Aim → Of all the lines in the records below, how many hold the word "Percentual"? Give the number alone.

Records
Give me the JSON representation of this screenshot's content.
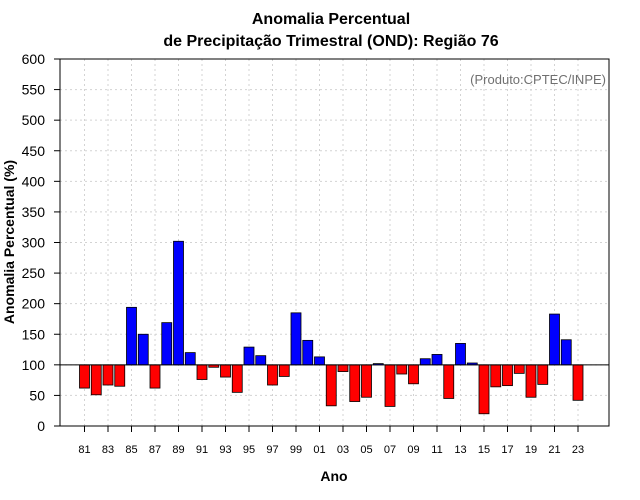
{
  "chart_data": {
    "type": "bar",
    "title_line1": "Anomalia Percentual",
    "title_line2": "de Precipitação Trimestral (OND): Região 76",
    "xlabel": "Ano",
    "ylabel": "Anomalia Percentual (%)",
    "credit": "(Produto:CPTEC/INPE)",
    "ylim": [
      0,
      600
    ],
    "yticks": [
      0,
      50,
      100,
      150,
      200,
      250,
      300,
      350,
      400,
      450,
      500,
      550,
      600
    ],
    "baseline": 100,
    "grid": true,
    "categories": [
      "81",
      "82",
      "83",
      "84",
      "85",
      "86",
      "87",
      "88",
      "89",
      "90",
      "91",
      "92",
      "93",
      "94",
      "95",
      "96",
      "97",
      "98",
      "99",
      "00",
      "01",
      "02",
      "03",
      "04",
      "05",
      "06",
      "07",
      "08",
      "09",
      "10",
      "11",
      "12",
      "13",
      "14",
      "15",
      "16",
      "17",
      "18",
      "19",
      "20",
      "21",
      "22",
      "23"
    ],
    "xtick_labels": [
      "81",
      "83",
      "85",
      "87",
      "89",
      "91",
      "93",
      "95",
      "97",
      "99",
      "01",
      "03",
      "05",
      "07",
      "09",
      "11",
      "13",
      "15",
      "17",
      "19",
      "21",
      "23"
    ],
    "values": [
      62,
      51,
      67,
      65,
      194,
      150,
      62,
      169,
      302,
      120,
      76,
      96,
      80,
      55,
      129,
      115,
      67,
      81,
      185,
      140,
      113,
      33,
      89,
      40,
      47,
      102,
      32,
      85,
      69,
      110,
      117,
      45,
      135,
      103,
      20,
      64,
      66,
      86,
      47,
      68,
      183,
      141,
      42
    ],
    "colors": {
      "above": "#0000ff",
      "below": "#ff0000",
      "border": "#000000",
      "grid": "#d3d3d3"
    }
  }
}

---

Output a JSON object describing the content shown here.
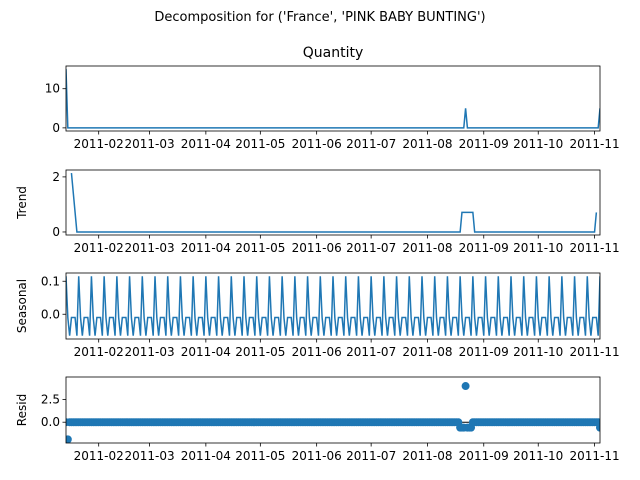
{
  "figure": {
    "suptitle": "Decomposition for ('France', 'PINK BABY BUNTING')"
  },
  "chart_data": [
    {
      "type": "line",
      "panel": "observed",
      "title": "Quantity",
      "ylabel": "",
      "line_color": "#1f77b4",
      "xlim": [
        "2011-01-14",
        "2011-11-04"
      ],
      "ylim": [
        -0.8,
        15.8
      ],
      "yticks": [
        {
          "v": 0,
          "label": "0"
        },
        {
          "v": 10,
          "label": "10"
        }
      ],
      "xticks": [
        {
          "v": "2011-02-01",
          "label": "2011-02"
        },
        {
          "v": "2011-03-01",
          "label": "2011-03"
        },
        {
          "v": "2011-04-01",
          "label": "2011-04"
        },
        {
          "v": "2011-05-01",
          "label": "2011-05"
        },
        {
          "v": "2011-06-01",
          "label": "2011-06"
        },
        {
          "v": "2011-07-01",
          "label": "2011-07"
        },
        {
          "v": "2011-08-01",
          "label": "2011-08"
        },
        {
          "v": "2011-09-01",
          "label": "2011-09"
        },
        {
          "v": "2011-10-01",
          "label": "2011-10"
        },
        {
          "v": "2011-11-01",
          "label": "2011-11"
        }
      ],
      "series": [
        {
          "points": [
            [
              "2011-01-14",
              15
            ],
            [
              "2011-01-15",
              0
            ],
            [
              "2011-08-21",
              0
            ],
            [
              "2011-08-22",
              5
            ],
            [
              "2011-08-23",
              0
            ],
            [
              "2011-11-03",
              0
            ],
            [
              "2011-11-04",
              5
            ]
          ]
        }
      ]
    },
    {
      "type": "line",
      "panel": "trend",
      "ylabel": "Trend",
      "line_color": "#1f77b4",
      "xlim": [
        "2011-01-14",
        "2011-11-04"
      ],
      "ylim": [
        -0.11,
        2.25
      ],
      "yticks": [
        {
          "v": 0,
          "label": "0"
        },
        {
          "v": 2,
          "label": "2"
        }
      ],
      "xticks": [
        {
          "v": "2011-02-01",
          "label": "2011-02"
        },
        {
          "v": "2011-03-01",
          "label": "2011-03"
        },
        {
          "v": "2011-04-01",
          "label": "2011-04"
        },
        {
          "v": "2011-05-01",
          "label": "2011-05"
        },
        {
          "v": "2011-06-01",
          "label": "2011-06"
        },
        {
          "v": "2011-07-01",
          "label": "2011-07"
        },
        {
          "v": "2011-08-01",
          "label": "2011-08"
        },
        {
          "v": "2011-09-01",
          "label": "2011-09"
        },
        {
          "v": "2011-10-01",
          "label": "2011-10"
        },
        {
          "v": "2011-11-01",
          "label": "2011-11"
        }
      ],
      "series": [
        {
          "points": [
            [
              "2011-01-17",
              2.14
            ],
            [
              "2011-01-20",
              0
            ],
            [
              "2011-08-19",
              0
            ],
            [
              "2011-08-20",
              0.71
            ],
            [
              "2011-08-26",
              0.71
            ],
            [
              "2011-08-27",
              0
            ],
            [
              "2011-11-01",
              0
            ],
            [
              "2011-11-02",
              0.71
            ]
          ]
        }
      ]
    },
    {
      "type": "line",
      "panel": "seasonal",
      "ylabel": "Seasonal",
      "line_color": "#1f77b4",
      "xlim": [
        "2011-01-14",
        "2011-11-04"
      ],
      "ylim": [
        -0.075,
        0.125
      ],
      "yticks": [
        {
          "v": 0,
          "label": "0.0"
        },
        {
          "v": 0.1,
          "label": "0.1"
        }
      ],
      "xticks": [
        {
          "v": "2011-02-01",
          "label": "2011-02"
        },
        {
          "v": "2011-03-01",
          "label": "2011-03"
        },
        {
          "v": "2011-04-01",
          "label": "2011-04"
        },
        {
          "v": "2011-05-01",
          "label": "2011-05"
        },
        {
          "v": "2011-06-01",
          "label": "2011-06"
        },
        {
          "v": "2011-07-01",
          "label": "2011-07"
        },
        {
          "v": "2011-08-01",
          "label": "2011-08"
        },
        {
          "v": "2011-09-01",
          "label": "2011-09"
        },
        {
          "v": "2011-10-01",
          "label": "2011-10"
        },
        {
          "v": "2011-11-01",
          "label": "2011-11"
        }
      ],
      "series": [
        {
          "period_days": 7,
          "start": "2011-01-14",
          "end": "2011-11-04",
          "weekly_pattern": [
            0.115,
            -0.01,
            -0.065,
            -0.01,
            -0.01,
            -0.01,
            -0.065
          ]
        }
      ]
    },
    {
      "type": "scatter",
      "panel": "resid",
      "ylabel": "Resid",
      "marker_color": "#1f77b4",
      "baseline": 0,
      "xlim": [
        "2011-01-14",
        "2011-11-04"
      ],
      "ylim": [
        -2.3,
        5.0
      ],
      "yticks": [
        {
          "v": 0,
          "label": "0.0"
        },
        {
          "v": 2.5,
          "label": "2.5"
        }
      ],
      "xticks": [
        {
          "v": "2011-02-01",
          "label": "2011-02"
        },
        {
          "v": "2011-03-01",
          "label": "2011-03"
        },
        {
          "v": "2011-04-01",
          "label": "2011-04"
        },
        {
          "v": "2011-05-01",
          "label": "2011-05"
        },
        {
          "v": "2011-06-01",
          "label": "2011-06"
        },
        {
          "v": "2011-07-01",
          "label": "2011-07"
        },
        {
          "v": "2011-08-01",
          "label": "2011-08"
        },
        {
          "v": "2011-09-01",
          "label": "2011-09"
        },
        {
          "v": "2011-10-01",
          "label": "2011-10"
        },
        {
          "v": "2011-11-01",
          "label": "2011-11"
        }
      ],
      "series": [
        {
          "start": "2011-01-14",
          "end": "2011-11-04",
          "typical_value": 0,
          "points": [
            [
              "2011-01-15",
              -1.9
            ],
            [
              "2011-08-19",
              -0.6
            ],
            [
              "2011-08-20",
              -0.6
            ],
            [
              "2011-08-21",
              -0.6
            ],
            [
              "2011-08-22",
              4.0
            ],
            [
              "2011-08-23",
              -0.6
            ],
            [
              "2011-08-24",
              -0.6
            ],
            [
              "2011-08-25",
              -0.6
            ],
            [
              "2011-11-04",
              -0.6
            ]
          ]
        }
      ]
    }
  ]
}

Exercise solution → 2